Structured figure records
----

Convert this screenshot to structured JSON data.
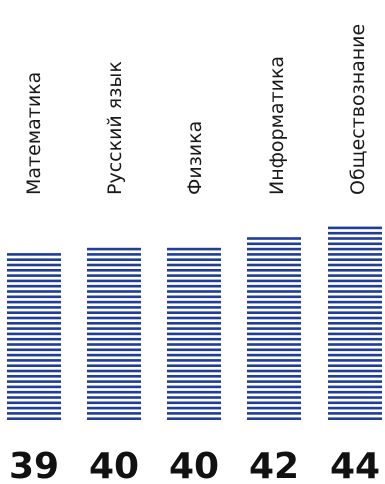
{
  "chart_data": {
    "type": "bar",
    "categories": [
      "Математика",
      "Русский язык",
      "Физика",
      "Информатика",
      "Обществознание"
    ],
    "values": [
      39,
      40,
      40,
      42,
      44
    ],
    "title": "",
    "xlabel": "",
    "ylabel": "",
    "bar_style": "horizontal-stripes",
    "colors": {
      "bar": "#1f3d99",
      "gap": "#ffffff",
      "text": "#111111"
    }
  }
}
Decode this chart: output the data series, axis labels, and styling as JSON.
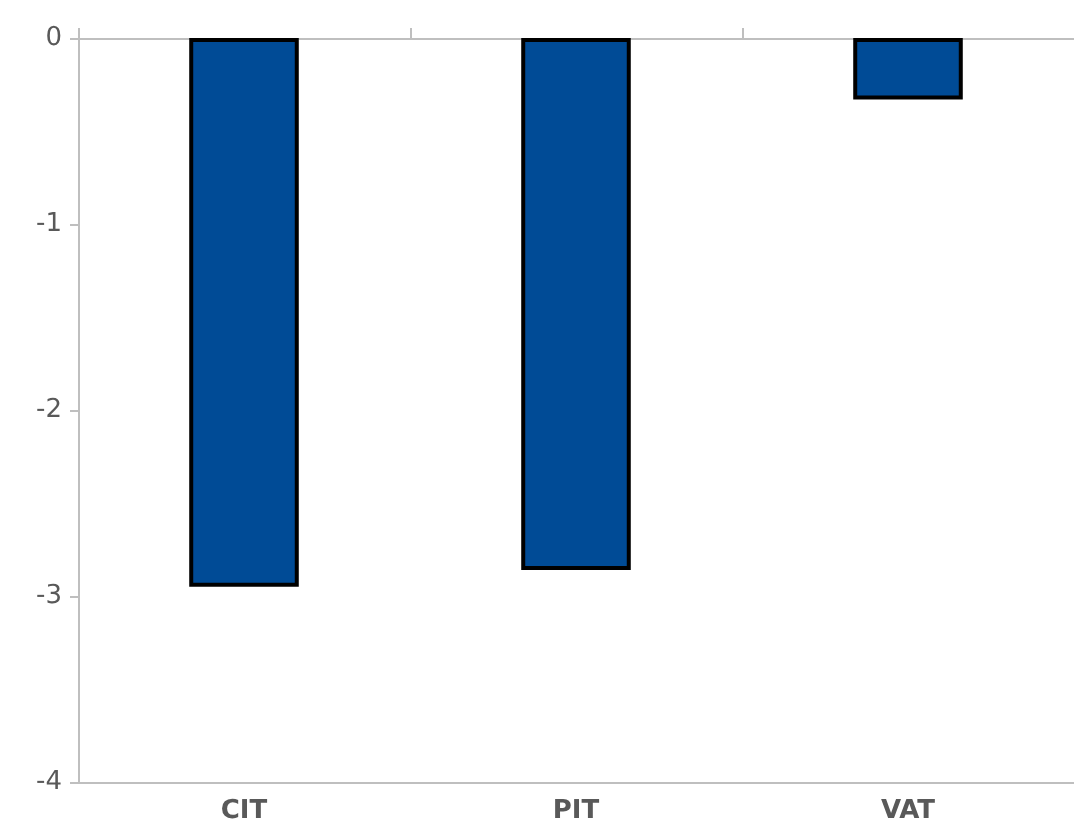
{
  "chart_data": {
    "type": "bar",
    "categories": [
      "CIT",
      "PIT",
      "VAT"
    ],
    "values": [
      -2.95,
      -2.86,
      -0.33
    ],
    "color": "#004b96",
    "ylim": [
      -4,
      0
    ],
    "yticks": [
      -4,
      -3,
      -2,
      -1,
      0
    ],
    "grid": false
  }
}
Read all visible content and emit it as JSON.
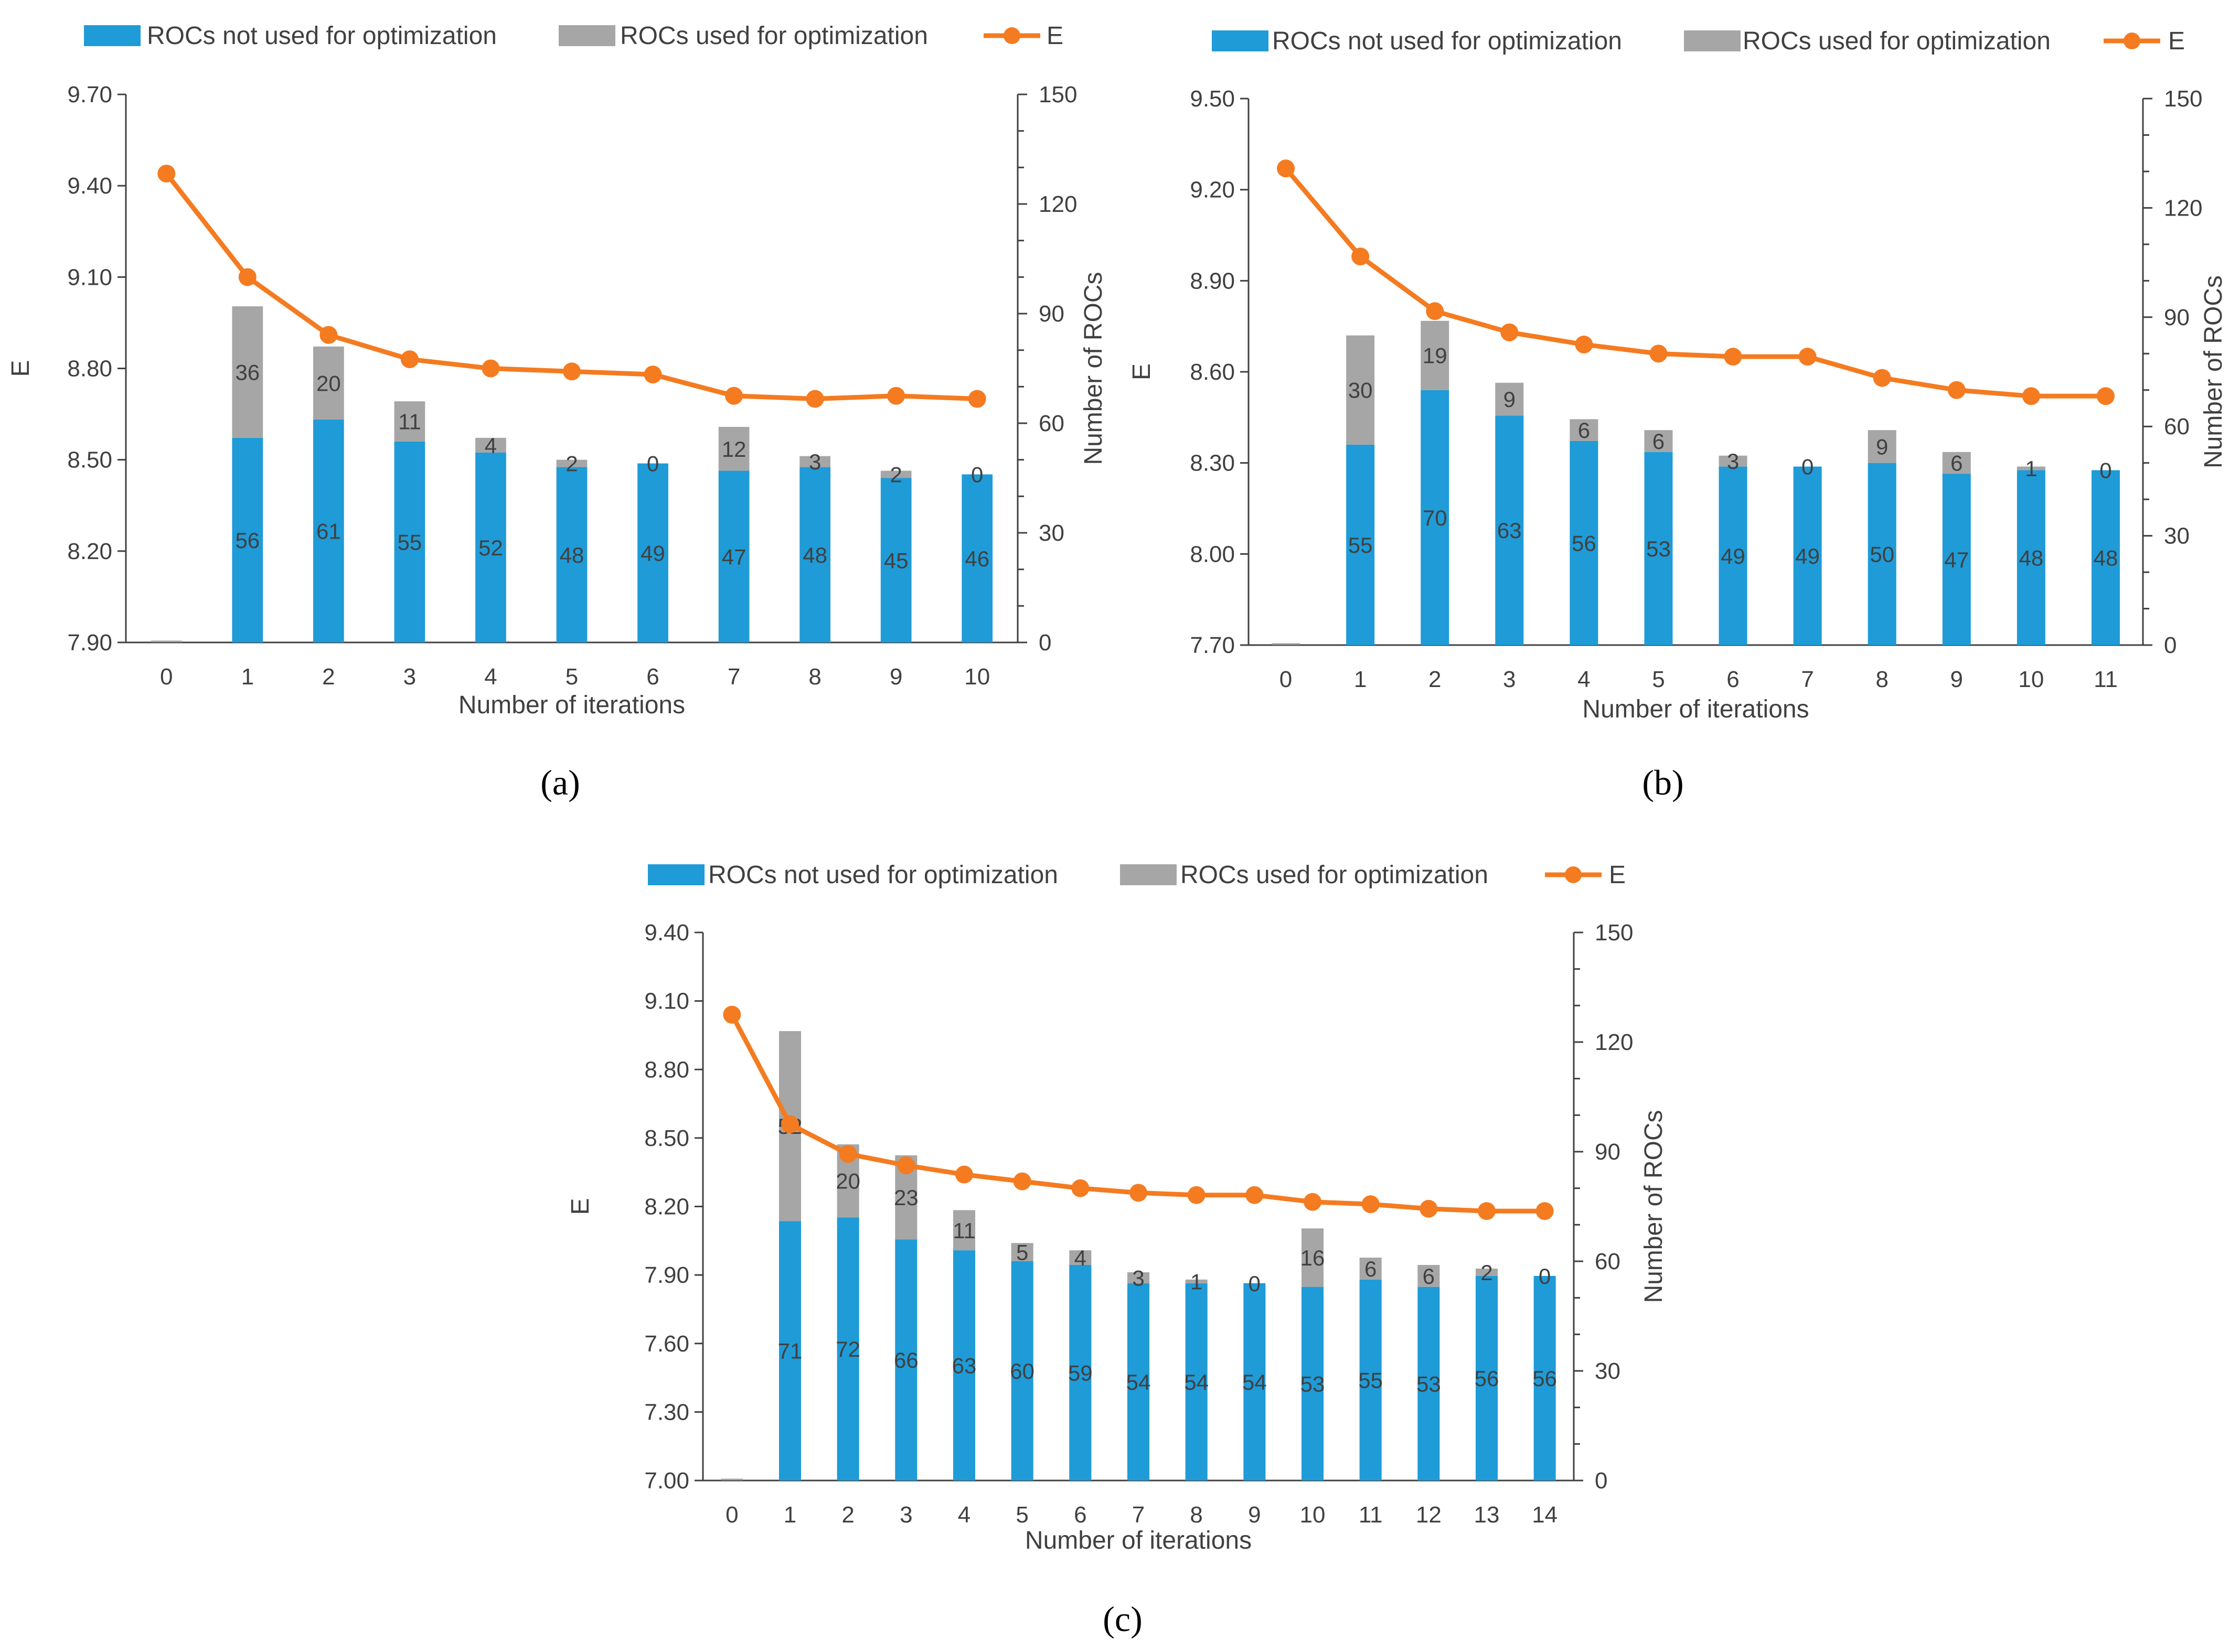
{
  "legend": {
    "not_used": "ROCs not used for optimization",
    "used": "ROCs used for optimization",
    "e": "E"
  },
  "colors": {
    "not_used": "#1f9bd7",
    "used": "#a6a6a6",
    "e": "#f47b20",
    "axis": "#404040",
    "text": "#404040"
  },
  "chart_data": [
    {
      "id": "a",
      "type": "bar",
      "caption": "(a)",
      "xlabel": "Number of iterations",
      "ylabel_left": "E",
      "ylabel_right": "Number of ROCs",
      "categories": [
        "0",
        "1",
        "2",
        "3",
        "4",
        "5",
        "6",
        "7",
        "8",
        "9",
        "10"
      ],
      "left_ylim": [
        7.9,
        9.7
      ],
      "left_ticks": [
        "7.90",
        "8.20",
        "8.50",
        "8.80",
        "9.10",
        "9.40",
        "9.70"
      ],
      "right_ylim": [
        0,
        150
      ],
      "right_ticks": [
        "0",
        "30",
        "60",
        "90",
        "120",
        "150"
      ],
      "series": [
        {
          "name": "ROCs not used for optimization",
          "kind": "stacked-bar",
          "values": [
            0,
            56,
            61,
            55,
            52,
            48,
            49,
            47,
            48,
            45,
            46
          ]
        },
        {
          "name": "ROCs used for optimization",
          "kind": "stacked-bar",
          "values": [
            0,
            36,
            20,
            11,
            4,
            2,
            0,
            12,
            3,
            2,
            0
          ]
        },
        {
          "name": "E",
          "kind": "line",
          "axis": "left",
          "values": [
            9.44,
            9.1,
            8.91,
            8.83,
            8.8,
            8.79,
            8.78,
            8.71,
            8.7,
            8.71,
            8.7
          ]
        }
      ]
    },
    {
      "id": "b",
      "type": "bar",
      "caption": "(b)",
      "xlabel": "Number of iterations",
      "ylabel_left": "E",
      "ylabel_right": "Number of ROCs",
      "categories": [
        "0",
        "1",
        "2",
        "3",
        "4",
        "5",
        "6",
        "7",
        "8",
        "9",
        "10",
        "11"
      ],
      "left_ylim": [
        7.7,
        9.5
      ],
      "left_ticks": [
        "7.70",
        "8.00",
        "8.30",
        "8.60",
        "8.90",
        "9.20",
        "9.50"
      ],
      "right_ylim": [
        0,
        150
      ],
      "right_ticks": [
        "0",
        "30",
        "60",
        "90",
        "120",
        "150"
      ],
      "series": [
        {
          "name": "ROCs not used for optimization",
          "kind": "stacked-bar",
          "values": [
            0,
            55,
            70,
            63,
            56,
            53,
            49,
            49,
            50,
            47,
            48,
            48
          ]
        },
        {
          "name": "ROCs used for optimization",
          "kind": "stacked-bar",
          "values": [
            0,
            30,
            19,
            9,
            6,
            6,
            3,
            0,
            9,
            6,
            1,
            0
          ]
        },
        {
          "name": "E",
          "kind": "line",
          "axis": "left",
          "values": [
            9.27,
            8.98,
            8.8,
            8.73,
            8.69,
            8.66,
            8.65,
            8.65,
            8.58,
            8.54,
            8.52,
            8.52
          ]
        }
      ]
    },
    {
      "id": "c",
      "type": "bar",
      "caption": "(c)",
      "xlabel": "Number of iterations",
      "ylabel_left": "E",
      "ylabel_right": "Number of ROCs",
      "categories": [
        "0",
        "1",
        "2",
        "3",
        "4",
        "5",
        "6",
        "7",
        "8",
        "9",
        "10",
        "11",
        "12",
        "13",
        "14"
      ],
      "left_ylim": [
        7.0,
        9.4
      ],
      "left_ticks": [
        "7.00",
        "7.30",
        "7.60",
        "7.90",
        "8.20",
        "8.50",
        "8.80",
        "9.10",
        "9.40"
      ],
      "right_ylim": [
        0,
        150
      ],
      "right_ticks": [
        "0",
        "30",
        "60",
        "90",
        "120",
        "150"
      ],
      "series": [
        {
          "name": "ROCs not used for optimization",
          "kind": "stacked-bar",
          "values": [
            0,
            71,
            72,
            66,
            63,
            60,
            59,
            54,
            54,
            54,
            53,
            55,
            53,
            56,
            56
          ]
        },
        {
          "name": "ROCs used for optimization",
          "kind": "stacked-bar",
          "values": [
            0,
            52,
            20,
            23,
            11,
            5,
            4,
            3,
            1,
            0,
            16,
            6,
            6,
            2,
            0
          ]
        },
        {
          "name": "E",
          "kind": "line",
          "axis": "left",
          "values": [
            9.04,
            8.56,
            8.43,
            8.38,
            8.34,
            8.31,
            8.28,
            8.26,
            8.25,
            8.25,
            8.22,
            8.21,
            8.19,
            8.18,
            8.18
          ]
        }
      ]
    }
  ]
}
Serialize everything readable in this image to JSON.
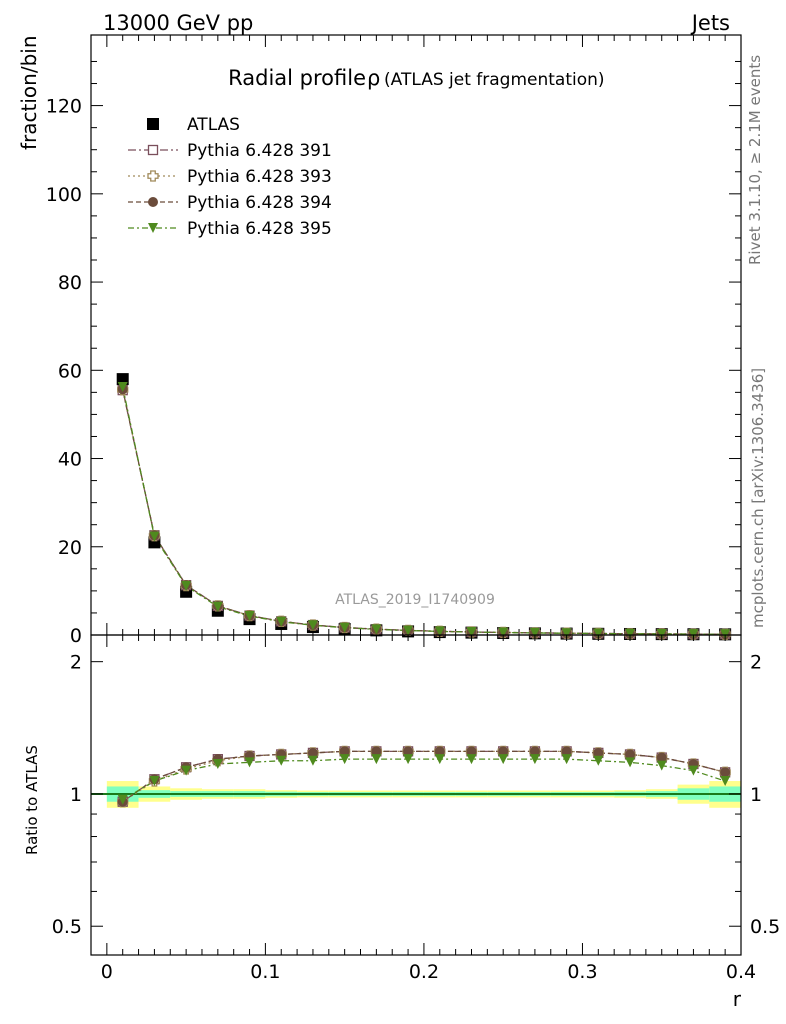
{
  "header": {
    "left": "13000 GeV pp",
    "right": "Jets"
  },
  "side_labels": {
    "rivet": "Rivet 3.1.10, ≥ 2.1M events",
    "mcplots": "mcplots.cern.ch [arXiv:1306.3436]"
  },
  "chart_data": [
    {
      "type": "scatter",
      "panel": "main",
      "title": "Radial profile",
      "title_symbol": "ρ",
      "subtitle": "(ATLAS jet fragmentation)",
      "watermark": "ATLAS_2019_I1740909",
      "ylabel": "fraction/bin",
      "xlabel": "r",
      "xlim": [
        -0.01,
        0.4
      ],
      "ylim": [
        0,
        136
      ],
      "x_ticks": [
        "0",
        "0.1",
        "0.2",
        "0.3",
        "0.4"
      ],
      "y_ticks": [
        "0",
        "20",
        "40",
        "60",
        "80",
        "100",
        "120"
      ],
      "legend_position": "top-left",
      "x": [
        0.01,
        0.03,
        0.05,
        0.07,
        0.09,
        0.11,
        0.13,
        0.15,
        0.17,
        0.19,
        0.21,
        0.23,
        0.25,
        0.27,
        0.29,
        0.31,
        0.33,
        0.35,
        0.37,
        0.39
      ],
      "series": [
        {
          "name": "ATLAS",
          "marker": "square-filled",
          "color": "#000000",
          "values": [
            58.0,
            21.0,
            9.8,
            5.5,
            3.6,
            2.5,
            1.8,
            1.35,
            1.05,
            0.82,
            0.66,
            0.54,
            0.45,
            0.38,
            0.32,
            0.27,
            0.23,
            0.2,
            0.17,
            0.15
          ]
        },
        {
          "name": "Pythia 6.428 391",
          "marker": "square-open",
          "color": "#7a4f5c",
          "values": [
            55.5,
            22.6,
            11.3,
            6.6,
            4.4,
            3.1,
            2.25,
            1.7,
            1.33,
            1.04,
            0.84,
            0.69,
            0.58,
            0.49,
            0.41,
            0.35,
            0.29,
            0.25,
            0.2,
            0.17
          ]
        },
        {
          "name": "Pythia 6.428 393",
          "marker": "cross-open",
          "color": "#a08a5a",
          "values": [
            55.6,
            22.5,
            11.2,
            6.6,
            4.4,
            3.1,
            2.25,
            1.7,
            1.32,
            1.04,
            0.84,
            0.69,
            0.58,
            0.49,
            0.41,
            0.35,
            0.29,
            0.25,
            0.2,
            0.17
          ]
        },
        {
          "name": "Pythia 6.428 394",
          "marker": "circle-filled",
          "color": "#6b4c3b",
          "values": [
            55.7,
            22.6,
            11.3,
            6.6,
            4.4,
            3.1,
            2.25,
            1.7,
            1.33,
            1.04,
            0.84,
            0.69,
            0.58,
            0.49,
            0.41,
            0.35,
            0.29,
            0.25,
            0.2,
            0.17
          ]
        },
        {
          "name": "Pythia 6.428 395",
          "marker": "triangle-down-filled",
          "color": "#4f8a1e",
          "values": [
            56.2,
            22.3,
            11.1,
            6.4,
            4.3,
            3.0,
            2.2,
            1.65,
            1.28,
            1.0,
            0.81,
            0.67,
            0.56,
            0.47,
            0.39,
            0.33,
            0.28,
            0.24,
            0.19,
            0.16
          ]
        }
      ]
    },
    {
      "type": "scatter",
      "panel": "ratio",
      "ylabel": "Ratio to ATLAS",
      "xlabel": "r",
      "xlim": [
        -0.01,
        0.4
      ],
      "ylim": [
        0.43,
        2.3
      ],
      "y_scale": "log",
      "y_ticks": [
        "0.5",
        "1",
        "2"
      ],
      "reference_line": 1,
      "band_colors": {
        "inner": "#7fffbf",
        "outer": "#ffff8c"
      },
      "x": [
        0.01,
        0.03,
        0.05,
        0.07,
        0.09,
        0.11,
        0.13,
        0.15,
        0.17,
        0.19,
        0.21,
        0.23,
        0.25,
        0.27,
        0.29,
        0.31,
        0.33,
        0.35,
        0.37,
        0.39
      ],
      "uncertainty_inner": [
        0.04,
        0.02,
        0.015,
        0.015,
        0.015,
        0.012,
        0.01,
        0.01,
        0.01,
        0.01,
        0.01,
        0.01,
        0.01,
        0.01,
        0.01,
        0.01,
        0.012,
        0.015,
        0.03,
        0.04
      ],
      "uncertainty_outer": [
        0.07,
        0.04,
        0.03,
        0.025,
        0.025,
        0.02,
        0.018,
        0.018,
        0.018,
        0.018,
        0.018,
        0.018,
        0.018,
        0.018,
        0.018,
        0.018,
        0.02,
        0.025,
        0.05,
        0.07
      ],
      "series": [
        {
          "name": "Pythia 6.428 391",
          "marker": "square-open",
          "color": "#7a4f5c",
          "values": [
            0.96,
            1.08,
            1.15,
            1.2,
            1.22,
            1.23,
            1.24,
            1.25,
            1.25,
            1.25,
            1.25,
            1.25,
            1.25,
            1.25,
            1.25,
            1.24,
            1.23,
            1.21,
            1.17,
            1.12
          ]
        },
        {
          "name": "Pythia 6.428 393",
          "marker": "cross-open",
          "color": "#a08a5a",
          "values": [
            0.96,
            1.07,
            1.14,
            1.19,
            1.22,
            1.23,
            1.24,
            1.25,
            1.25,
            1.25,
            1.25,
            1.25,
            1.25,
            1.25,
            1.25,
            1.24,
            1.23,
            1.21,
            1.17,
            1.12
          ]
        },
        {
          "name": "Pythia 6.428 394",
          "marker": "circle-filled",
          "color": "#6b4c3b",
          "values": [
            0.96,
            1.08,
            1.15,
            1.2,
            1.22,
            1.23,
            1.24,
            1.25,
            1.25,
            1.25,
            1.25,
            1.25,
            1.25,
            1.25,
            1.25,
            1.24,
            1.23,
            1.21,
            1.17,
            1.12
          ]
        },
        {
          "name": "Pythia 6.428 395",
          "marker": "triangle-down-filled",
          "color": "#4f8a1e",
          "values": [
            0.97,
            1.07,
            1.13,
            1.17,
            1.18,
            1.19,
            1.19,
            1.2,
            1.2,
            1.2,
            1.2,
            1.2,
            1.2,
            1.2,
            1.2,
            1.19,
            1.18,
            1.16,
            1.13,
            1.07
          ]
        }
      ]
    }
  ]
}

----

● **GIVEN PROBLEM**:
Extract, from the material above, each line holding the word "this".

● **EXERCISE OUTPUT**:
Convert this screenshot to structured JSON data.
Decode this chart: output the data series, axis labels, and styling as JSON.
Serialize everything readable in this image to JSON.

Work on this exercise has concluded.